• **Check your understanding**
A. Using the kidney donation text below, decide whether each statement agrees with it. Answer yes or no, and quote the words from the text that decide it.
(i) Konstantini lived in Netanya.
(ii) Rabbi Mathless had met Konstantini before donating the kidney.
(iii) Konstantini's sister ended up as his kidney donor.
B. Answer these questions from the kidney donation text below:
(i) In what city does Rabbi Mendy Mathless serve as Chabad shliach?
(ii) How often did Konstantini have dialysis treatments?
(iii) What organization does Rabbi Avrohom Lider head?

• **Source text**
####################

The Talmud says that to save one life is to save the entire world. The act involved in preserving life can be great or small, but the ultimate dedication is the giving one one’s self, even flesh and blood to aid another. It requires tremendous courage and sacrifice to undergo surgery to donate a kidney for a person one has never met, and yet Rabbi Mendy Mathless, Chabad shliach in Albany, New York, donated a kidney to an Israeli man, Yisrael Konstantini, even though neither had met.

Yisroel Konstantini of Netanya had been battling severe kidney problems for years, but nothing seemed to help. He had to endure uncomfortable dialysis treatments several times a week while the desperate search was on for a kidney donor in Israel. While initially his sister seemed a likely donor, the plans did not work out, and soon the search for a matching kidney was resumed. The situation was becoming dire, and while hope wasn’t yet lost, the prayers become more fervent for a solution to Yisroel’s dire situation, as the waiting seemed more painful than any surgery.

Rabbi Avrohom Lider, head of Ahavas Chesed in Brooklyn contacted Yisroel Konstantini from half a world away and invited him to come to New York. Meanwhile, Rabbi Lider embarked on an aggressive publicity campaign in search of a kidney for the Israeli, who had been searching for a solution to his health problems for 14 years.

####################

• **Data for analysis**
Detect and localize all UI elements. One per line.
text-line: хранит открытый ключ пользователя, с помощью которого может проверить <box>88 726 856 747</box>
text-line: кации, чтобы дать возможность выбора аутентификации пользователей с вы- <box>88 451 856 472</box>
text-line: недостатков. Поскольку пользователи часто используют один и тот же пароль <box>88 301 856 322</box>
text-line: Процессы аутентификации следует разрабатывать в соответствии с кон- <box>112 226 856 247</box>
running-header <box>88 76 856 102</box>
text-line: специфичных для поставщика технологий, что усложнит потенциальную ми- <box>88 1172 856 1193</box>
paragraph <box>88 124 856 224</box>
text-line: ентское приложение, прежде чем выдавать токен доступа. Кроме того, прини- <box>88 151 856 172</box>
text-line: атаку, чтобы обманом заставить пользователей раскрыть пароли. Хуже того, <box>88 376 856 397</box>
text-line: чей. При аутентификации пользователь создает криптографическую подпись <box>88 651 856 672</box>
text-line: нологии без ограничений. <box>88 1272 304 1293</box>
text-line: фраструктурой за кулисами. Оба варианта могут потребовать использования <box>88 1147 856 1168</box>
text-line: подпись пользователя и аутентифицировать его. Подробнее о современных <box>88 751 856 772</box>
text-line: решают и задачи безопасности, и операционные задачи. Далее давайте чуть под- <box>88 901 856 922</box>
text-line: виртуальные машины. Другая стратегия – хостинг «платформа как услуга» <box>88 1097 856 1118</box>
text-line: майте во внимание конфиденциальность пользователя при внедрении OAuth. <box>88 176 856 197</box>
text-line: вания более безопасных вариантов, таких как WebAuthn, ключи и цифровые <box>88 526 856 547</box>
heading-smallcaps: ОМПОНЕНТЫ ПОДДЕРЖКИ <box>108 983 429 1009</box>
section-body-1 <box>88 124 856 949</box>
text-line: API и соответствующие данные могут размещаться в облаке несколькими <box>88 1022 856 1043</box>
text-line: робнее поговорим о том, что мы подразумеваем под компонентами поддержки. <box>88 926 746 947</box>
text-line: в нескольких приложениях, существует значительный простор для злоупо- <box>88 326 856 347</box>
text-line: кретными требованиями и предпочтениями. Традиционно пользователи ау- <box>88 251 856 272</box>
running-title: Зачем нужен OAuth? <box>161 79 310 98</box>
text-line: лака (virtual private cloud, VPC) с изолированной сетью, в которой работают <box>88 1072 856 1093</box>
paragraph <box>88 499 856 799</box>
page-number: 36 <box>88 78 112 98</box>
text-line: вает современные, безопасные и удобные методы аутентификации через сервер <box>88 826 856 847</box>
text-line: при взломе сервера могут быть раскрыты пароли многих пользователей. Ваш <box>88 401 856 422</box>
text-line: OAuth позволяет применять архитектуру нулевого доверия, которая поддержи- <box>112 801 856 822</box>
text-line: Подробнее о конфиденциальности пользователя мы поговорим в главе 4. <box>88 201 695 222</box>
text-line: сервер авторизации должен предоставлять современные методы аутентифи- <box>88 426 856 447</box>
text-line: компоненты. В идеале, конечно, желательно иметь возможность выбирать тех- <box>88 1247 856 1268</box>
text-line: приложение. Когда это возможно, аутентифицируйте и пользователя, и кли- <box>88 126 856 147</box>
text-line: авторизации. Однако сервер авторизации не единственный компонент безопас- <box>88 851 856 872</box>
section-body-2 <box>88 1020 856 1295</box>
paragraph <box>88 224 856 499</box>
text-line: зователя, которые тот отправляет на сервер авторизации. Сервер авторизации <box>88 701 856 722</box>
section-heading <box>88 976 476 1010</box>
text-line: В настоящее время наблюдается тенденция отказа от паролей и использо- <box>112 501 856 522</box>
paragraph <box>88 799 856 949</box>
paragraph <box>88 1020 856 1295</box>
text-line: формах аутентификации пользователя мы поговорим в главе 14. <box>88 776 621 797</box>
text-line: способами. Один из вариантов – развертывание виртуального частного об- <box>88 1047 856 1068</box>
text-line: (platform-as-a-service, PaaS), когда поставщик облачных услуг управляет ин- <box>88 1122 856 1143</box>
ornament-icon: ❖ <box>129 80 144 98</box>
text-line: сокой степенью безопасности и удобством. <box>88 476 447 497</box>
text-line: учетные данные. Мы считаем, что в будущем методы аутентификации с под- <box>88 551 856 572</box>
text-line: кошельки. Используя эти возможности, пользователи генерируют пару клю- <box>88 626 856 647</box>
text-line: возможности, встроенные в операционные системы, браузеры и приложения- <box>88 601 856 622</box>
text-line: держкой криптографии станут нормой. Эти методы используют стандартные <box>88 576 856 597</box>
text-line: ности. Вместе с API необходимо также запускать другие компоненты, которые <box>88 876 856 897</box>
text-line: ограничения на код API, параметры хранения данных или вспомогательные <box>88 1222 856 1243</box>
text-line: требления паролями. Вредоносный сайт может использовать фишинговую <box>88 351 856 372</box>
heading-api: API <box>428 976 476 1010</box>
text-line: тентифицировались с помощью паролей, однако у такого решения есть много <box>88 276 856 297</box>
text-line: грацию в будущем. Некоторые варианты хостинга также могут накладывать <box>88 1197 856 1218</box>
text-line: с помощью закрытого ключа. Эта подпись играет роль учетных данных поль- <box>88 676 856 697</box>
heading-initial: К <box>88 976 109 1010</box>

####################

• **Solutions below**
A.
(i) Yes: "Yisroel Konstantini of Netanya"
(ii) No: "even though neither had met"
(iii) No: "the plans did not work out"

B.
(i) Albany, New York
(ii) Several times a week
(iii) Ahavas Chesed in Brooklyn